[Stored data]
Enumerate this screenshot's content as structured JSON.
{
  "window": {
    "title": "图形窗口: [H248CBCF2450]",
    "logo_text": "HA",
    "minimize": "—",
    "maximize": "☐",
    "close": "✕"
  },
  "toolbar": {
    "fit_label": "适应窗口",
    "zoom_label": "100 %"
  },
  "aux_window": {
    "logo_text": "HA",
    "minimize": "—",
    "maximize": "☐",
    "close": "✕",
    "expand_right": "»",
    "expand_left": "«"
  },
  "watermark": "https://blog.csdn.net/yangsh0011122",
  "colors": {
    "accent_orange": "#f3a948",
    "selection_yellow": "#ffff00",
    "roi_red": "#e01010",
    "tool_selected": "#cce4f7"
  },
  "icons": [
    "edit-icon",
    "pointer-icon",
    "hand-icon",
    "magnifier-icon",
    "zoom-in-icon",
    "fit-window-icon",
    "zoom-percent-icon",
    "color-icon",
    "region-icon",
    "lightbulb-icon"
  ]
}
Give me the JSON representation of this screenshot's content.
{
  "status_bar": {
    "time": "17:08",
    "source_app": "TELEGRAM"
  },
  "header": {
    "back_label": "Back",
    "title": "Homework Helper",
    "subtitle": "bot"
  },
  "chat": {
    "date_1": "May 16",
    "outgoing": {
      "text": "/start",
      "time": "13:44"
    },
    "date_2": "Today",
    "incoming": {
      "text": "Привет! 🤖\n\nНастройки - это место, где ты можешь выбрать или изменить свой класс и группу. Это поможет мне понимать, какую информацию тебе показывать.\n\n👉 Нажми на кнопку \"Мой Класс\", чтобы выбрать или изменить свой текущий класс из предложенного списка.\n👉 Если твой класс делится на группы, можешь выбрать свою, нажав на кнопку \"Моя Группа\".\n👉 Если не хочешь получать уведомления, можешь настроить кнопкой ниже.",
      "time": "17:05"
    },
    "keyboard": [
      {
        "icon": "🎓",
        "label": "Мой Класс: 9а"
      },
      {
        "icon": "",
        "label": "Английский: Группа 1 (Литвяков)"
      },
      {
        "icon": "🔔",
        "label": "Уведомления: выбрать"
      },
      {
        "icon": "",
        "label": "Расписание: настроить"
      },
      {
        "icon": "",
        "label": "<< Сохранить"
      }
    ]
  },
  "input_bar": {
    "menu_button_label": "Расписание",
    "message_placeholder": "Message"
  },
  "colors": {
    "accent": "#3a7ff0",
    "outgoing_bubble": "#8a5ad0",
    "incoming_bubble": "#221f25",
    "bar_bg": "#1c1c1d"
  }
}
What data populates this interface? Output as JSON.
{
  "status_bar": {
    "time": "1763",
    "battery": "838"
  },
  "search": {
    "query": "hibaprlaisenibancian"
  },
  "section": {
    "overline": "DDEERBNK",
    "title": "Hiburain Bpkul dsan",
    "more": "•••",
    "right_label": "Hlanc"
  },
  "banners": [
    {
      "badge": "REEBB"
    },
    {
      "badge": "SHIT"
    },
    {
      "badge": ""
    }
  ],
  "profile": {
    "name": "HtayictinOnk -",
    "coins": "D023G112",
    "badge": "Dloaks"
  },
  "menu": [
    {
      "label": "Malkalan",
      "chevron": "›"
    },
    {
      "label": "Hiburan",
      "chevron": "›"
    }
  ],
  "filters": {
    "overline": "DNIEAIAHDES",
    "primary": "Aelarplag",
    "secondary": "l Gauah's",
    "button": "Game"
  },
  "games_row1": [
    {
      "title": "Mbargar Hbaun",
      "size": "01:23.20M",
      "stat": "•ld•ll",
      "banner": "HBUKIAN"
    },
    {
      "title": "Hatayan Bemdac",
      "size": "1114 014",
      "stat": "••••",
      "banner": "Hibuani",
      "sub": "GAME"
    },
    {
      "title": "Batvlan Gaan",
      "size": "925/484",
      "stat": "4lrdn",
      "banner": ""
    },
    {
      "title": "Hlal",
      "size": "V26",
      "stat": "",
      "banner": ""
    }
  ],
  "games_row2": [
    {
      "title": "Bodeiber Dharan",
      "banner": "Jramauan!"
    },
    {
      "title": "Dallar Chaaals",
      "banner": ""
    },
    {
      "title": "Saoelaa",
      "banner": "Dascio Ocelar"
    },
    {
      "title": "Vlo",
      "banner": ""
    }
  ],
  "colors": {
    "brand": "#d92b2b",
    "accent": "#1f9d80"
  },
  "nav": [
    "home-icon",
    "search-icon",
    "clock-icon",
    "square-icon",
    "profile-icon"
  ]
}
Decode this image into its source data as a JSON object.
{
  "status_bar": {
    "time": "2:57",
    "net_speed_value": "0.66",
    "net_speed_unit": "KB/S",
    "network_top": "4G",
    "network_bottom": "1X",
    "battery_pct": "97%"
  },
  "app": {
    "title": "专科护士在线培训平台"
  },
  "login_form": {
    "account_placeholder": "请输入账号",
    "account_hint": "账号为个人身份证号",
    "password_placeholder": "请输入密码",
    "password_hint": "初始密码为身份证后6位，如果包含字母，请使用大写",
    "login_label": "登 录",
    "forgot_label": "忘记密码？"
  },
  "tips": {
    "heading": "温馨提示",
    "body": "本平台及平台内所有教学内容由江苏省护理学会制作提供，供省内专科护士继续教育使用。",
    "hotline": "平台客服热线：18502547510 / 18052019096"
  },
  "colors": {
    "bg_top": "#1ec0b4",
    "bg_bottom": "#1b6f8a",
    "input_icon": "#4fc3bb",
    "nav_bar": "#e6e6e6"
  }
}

- [Short problem] Above are some records. Print them all exactly.

- [Answer to this problem]
Enumerate this screenshot's content as structured JSON.
{
  "window": {
    "title": "图形窗口: [H248CBCF2450]",
    "logo_text": "HA",
    "minimize": "—",
    "maximize": "☐",
    "close": "✕"
  },
  "toolbar": {
    "fit_label": "适应窗口",
    "zoom_label": "100 %"
  },
  "aux_window": {
    "logo_text": "HA",
    "minimize": "—",
    "maximize": "☐",
    "close": "✕",
    "expand_right": "»",
    "expand_left": "«"
  },
  "watermark": "https://blog.csdn.net/yangsh0011122",
  "colors": {
    "accent_orange": "#f3a948",
    "selection_yellow": "#ffff00",
    "roi_red": "#e01010",
    "tool_selected": "#cce4f7"
  },
  "icons": [
    "edit-icon",
    "pointer-icon",
    "hand-icon",
    "magnifier-icon",
    "zoom-in-icon",
    "fit-window-icon",
    "zoom-percent-icon",
    "color-icon",
    "region-icon",
    "lightbulb-icon"
  ]
}
Give me the JSON representation of this screenshot's content.
{
  "status_bar": {
    "time": "17:08",
    "source_app": "TELEGRAM"
  },
  "header": {
    "back_label": "Back",
    "title": "Homework Helper",
    "subtitle": "bot"
  },
  "chat": {
    "date_1": "May 16",
    "outgoing": {
      "text": "/start",
      "time": "13:44"
    },
    "date_2": "Today",
    "incoming": {
      "text": "Привет! 🤖\n\nНастройки - это место, где ты можешь выбрать или изменить свой класс и группу. Это поможет мне понимать, какую информацию тебе показывать.\n\n👉 Нажми на кнопку \"Мой Класс\", чтобы выбрать или изменить свой текущий класс из предложенного списка.\n👉 Если твой класс делится на группы, можешь выбрать свою, нажав на кнопку \"Моя Группа\".\n👉 Если не хочешь получать уведомления, можешь настроить кнопкой ниже.",
      "time": "17:05"
    },
    "keyboard": [
      {
        "icon": "🎓",
        "label": "Мой Класс: 9а"
      },
      {
        "icon": "",
        "label": "Английский: Группа 1 (Литвяков)"
      },
      {
        "icon": "🔔",
        "label": "Уведомления: выбрать"
      },
      {
        "icon": "",
        "label": "Расписание: настроить"
      },
      {
        "icon": "",
        "label": "<< Сохранить"
      }
    ]
  },
  "input_bar": {
    "menu_button_label": "Расписание",
    "message_placeholder": "Message"
  },
  "colors": {
    "accent": "#3a7ff0",
    "outgoing_bubble": "#8a5ad0",
    "incoming_bubble": "#221f25",
    "bar_bg": "#1c1c1d"
  }
}
What data populates this interface? Output as JSON.
{
  "status_bar": {
    "time": "1763",
    "battery": "838"
  },
  "search": {
    "query": "hibaprlaisenibancian"
  },
  "section": {
    "overline": "DDEERBNK",
    "title": "Hiburain Bpkul dsan",
    "more": "•••",
    "right_label": "Hlanc"
  },
  "banners": [
    {
      "badge": "REEBB"
    },
    {
      "badge": "SHIT"
    },
    {
      "badge": ""
    }
  ],
  "profile": {
    "name": "HtayictinOnk -",
    "coins": "D023G112",
    "badge": "Dloaks"
  },
  "menu": [
    {
      "label": "Malkalan",
      "chevron": "›"
    },
    {
      "label": "Hiburan",
      "chevron": "›"
    }
  ],
  "filters": {
    "overline": "DNIEAIAHDES",
    "primary": "Aelarplag",
    "secondary": "l Gauah's",
    "button": "Game"
  },
  "games_row1": [
    {
      "title": "Mbargar Hbaun",
      "size": "01:23.20M",
      "stat": "•ld•ll",
      "banner": "HBUKIAN"
    },
    {
      "title": "Hatayan Bemdac",
      "size": "1114 014",
      "stat": "••••",
      "banner": "Hibuani",
      "sub": "GAME"
    },
    {
      "title": "Batvlan Gaan",
      "size": "925/484",
      "stat": "4lrdn",
      "banner": ""
    },
    {
      "title": "Hlal",
      "size": "V26",
      "stat": "",
      "banner": ""
    }
  ],
  "games_row2": [
    {
      "title": "Bodeiber Dharan",
      "banner": "Jramauan!"
    },
    {
      "title": "Dallar Chaaals",
      "banner": ""
    },
    {
      "title": "Saoelaa",
      "banner": "Dascio Ocelar"
    },
    {
      "title": "Vlo",
      "banner": ""
    }
  ],
  "colors": {
    "brand": "#d92b2b",
    "accent": "#1f9d80"
  },
  "nav": [
    "home-icon",
    "search-icon",
    "clock-icon",
    "square-icon",
    "profile-icon"
  ]
}
Decode this image into its source data as a JSON object.
{
  "status_bar": {
    "time": "2:57",
    "net_speed_value": "0.66",
    "net_speed_unit": "KB/S",
    "network_top": "4G",
    "network_bottom": "1X",
    "battery_pct": "97%"
  },
  "app": {
    "title": "专科护士在线培训平台"
  },
  "login_form": {
    "account_placeholder": "请输入账号",
    "account_hint": "账号为个人身份证号",
    "password_placeholder": "请输入密码",
    "password_hint": "初始密码为身份证后6位，如果包含字母，请使用大写",
    "login_label": "登 录",
    "forgot_label": "忘记密码？"
  },
  "tips": {
    "heading": "温馨提示",
    "body": "本平台及平台内所有教学内容由江苏省护理学会制作提供，供省内专科护士继续教育使用。",
    "hotline": "平台客服热线：18502547510 / 18052019096"
  },
  "colors": {
    "bg_top": "#1ec0b4",
    "bg_bottom": "#1b6f8a",
    "input_icon": "#4fc3bb",
    "nav_bar": "#e6e6e6"
  }
}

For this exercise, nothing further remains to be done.